• Layout element annotations

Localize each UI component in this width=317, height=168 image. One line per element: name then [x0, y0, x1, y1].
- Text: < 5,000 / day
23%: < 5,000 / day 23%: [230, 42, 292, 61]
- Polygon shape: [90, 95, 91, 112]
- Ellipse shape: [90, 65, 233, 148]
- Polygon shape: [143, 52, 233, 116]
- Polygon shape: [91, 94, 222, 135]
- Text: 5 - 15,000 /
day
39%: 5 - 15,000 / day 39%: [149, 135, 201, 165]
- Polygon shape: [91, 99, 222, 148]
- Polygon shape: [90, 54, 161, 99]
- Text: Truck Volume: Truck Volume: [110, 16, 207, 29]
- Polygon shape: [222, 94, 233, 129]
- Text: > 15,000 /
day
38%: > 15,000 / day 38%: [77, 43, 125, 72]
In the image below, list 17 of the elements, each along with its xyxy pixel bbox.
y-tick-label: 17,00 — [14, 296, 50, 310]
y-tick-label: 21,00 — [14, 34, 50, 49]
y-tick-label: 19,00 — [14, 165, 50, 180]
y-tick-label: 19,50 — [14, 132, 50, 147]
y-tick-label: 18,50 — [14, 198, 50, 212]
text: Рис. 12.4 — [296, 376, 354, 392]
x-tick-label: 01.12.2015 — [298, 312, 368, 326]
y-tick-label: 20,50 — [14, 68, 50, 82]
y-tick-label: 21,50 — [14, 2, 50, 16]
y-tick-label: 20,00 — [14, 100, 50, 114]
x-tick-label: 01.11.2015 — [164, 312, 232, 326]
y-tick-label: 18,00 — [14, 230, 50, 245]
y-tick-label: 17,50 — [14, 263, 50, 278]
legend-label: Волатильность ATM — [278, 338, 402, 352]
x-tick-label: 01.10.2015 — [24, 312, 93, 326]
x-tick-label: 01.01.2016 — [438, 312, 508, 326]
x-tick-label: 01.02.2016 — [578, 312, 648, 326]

• REQUIREMENTS
Can you give the entries above again with every "Polygon shape" renamed to "Polygon" and nothing else changed?

• THE ANSWER
Localize each UI component in this width=317, height=168 image. One line per element: name then [x0, y0, x1, y1].
- Text: < 5,000 / day
23%: < 5,000 / day 23%: [230, 42, 292, 61]
- Polygon: [90, 95, 91, 112]
- Ellipse shape: [90, 65, 233, 148]
- Polygon: [143, 52, 233, 116]
- Polygon: [91, 94, 222, 135]
- Text: 5 - 15,000 /
day
39%: 5 - 15,000 / day 39%: [149, 135, 201, 165]
- Polygon: [91, 99, 222, 148]
- Polygon: [90, 54, 161, 99]
- Text: Truck Volume: Truck Volume: [110, 16, 207, 29]
- Polygon: [222, 94, 233, 129]
- Text: > 15,000 /
day
38%: > 15,000 / day 38%: [77, 43, 125, 72]
In the image below, list 17 of the elements, each along with its xyxy pixel bbox.
y-tick-label: 17,00 — [14, 296, 50, 310]
y-tick-label: 21,00 — [14, 34, 50, 49]
y-tick-label: 19,00 — [14, 165, 50, 180]
y-tick-label: 19,50 — [14, 132, 50, 147]
y-tick-label: 18,50 — [14, 198, 50, 212]
text: Рис. 12.4 — [296, 376, 354, 392]
x-tick-label: 01.12.2015 — [298, 312, 368, 326]
y-tick-label: 20,50 — [14, 68, 50, 82]
y-tick-label: 21,50 — [14, 2, 50, 16]
y-tick-label: 20,00 — [14, 100, 50, 114]
x-tick-label: 01.11.2015 — [164, 312, 232, 326]
y-tick-label: 18,00 — [14, 230, 50, 245]
y-tick-label: 17,50 — [14, 263, 50, 278]
legend-label: Волатильность ATM — [278, 338, 402, 352]
x-tick-label: 01.10.2015 — [24, 312, 93, 326]
x-tick-label: 01.01.2016 — [438, 312, 508, 326]
x-tick-label: 01.02.2016 — [578, 312, 648, 326]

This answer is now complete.